◆ TASK TO CARRY OUT:
Look through the listing and locate every line containing the word "icon"; copy those lines.

◆ Collected data:

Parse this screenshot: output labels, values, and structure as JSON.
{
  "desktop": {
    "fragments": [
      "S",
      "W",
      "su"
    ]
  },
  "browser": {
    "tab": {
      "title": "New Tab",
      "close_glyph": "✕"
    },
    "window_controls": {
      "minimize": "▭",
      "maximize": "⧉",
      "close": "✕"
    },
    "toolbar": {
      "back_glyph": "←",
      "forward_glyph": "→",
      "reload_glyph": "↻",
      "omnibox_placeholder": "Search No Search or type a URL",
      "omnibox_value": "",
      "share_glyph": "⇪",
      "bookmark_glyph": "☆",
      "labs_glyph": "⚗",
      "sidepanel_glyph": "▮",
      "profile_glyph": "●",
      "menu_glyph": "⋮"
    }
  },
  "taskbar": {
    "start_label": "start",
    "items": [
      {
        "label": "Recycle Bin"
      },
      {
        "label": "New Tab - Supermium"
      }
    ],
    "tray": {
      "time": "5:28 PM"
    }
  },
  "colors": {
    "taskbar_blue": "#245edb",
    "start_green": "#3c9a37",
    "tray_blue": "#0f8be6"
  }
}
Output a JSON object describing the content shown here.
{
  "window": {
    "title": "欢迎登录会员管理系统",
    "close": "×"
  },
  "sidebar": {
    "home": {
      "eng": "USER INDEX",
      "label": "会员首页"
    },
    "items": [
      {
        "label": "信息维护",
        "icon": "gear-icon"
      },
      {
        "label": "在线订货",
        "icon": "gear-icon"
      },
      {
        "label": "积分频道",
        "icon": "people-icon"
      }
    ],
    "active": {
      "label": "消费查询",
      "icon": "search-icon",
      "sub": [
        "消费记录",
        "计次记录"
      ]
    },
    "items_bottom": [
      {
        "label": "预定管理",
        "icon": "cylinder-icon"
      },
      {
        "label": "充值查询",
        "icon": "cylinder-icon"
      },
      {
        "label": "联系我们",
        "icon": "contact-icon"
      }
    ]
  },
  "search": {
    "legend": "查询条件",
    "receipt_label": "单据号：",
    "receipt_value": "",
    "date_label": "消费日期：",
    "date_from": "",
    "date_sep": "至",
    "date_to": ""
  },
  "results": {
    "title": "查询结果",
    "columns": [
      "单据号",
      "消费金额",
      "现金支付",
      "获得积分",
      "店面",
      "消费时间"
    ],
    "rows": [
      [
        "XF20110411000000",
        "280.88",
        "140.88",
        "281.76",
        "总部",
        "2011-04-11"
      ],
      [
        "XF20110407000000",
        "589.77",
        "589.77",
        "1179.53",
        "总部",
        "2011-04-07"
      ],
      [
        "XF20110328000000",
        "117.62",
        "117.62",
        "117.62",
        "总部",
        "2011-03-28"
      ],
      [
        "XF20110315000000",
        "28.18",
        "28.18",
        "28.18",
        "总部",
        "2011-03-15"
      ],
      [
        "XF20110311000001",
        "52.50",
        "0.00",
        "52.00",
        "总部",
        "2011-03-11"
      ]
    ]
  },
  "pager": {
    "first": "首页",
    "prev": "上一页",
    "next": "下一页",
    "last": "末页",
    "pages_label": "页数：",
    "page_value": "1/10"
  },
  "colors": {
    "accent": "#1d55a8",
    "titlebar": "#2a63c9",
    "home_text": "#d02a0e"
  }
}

◆ RESPONSE:
        "icon": "gear-icon"
        "icon": "gear-icon"
        "icon": "people-icon"
      "icon": "search-icon",
        "icon": "cylinder-icon"
        "icon": "cylinder-icon"
        "icon": "contact-icon"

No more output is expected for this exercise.